WHAT TO DO: Write every line out verbatim and omit the pictures.

## START RECORDS PROVIDED

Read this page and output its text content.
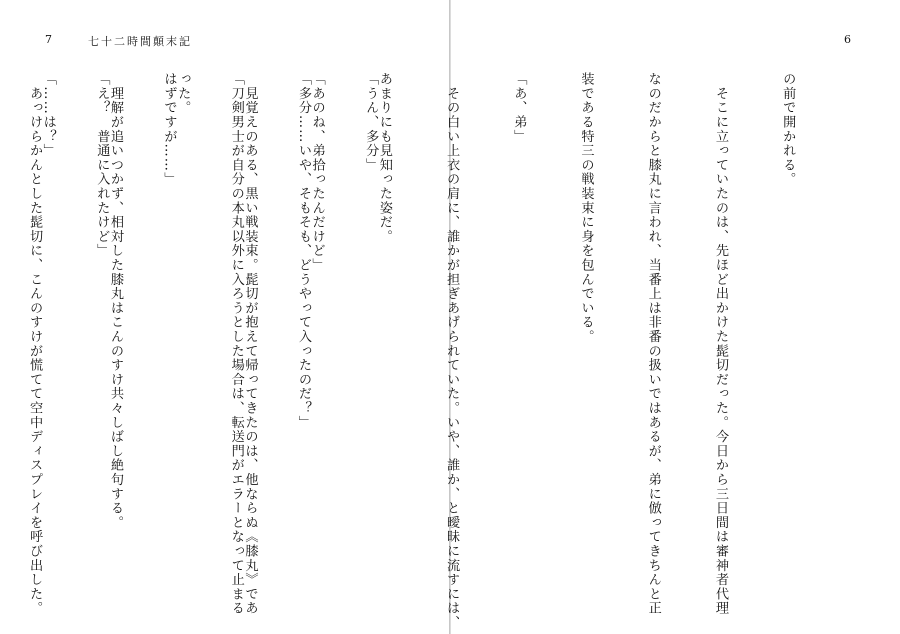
7	七十二時間顛末記

「うん、多分」

「多分……いや、そもそも、どうやって入ったのだ？」

「刀剣男士が自分の本丸以外に入ろうとした場合は、転送門がエラーとなって止まる

はずですが……」

「え？　普通に入れたけど」

　あっけらかんとした髭切に、こんのすけが慌てて空中ディスプレイを呼び出した。

6

の前で開かれる。

　そこに立っていたのは、先ほど出かけた髭切だった。今日から三日間は審神者代理

なのだからと膝丸に言われ、当番上は非番の扱いではあるが、弟に倣ってきちんと正

装である特三の戦装束に身を包んでいる。

「あ、弟」

　その白い上衣の肩に、誰かが担ぎあげられていた。いや、誰か、と曖昧に流すには、

あまりにも見知った姿だ。

「あのね、弟拾ったんだけど」

　見覚えのある、黒い戦装束。髭切が抱えて帰ってきたのは、他ならぬ《膝丸》であ

った。

　理解が追いつかず、相対した膝丸はこんのすけ共々しばし絶句する。

「……は？」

## END RECORDS PROVIDED

EXPECTED ANSWER:
Read this page and output its text content.
7	七十二時間顛末記

「うん、多分」

「多分……いや、そもそも、どうやって入ったのだ？」

「刀剣男士が自分の本丸以外に入ろうとした場合は、転送門がエラーとなって止まる

はずですが……」

「え？　普通に入れたけど」

　あっけらかんとした髭切に、こんのすけが慌てて空中ディスプレイを呼び出した。

6

の前で開かれる。

　そこに立っていたのは、先ほど出かけた髭切だった。今日から三日間は審神者代理

なのだからと膝丸に言われ、当番上は非番の扱いではあるが、弟に倣ってきちんと正

装である特三の戦装束に身を包んでいる。

「あ、弟」

　その白い上衣の肩に、誰かが担ぎあげられていた。いや、誰か、と曖昧に流すには、

あまりにも見知った姿だ。

「あのね、弟拾ったんだけど」

　見覚えのある、黒い戦装束。髭切が抱えて帰ってきたのは、他ならぬ《膝丸》であ

った。

　理解が追いつかず、相対した膝丸はこんのすけ共々しばし絶句する。

「……は？」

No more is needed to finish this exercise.